[Annotations of image regions]
>> START
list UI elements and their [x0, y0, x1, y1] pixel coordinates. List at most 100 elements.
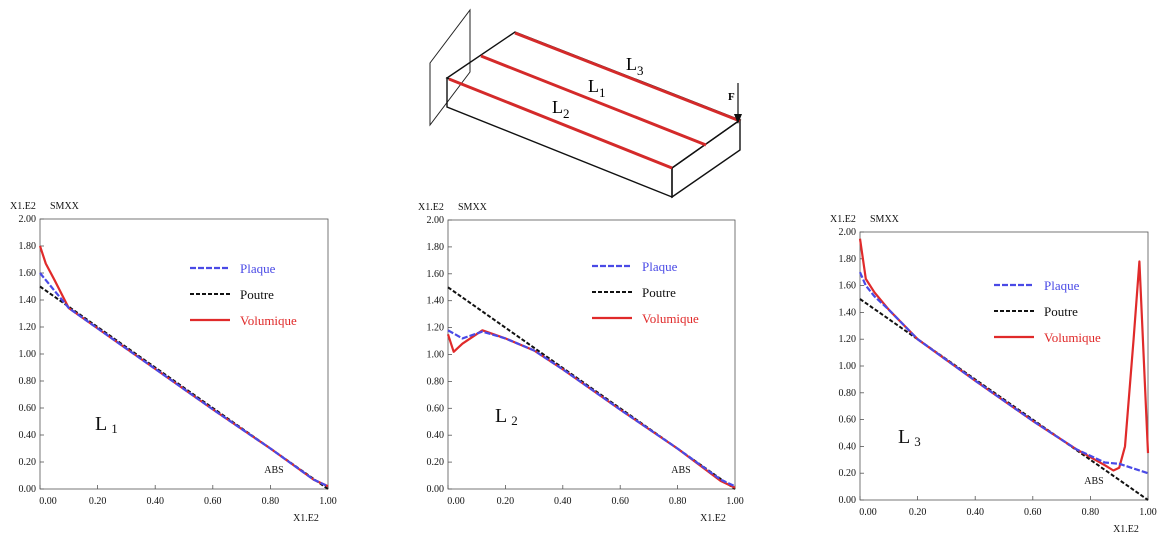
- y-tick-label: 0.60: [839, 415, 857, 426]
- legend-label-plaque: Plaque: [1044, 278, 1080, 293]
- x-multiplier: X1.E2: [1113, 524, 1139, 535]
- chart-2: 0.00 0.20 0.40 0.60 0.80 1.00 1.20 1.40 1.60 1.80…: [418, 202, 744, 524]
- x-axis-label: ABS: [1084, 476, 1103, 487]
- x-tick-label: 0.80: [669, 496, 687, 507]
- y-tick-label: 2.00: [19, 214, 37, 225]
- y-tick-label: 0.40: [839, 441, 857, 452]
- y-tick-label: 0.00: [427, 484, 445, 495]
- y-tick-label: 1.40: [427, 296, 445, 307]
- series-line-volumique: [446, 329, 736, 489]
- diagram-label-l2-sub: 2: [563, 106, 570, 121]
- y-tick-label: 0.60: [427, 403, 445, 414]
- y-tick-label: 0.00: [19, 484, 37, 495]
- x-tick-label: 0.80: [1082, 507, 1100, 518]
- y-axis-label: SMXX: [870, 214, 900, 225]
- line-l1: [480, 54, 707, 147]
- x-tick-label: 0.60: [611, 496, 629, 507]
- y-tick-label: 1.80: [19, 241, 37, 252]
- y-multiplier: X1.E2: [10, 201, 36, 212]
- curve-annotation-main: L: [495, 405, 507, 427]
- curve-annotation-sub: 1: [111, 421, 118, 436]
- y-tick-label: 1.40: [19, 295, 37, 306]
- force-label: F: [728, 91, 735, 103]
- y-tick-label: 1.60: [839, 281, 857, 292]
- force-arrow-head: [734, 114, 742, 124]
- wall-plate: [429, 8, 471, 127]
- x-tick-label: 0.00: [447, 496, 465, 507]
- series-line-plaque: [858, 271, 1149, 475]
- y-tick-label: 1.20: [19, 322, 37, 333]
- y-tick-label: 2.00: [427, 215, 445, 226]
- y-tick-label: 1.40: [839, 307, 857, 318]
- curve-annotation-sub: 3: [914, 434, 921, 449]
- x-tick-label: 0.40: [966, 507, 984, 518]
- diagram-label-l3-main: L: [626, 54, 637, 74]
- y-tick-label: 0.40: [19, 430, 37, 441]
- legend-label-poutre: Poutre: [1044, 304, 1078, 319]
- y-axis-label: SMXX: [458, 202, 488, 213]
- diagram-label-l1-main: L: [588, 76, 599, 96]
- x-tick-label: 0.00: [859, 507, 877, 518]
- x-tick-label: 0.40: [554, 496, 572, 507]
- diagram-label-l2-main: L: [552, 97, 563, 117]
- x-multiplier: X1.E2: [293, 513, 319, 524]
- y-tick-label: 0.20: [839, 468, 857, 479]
>> END
# [Instructions to follow]
Reproduce every line of the records above without any changes, leaving out the pictures.

# [Full answer]
list UI elements and their [x0, y0, x1, y1] pixel coordinates. List at most 100 elements.
- y-tick-label: 0.60: [839, 415, 857, 426]
- legend-label-plaque: Plaque: [1044, 278, 1080, 293]
- x-multiplier: X1.E2: [1113, 524, 1139, 535]
- chart-2: 0.00 0.20 0.40 0.60 0.80 1.00 1.20 1.40 1.60 1.80…: [418, 202, 744, 524]
- x-axis-label: ABS: [1084, 476, 1103, 487]
- x-tick-label: 0.80: [669, 496, 687, 507]
- y-tick-label: 2.00: [19, 214, 37, 225]
- y-tick-label: 0.40: [839, 441, 857, 452]
- y-tick-label: 0.00: [427, 484, 445, 495]
- y-tick-label: 1.40: [427, 296, 445, 307]
- series-line-volumique: [446, 329, 736, 489]
- diagram-label-l2-sub: 2: [563, 106, 570, 121]
- y-tick-label: 0.60: [427, 403, 445, 414]
- y-tick-label: 0.00: [19, 484, 37, 495]
- x-tick-label: 0.80: [1082, 507, 1100, 518]
- y-axis-label: SMXX: [870, 214, 900, 225]
- line-l1: [480, 54, 707, 147]
- x-tick-label: 0.60: [611, 496, 629, 507]
- y-tick-label: 1.80: [19, 241, 37, 252]
- y-multiplier: X1.E2: [10, 201, 36, 212]
- curve-annotation-main: L: [495, 405, 507, 427]
- curve-annotation-sub: 1: [111, 421, 118, 436]
- y-tick-label: 1.40: [19, 295, 37, 306]
- force-label: F: [728, 91, 735, 103]
- y-tick-label: 1.60: [839, 281, 857, 292]
- force-arrow-head: [734, 114, 742, 124]
- wall-plate: [429, 8, 471, 127]
- x-tick-label: 0.00: [447, 496, 465, 507]
- series-line-plaque: [858, 271, 1149, 475]
- y-tick-label: 1.20: [19, 322, 37, 333]
- y-tick-label: 2.00: [427, 215, 445, 226]
- y-tick-label: 1.40: [839, 307, 857, 318]
- curve-annotation-sub: 3: [914, 434, 921, 449]
- x-tick-label: 0.40: [966, 507, 984, 518]
- diagram-label-l3-main: L: [626, 54, 637, 74]
- y-tick-label: 0.40: [19, 430, 37, 441]
- legend-label-poutre: Poutre: [1044, 304, 1078, 319]
- y-axis-label: SMXX: [458, 202, 488, 213]
- diagram-label-l1-main: L: [588, 76, 599, 96]
- x-tick-label: 0.00: [859, 507, 877, 518]
- x-tick-label: 0.40: [554, 496, 572, 507]
- diagram-label-l2-main: L: [552, 97, 563, 117]
- x-multiplier: X1.E2: [293, 513, 319, 524]
- y-tick-label: 0.20: [839, 468, 857, 479]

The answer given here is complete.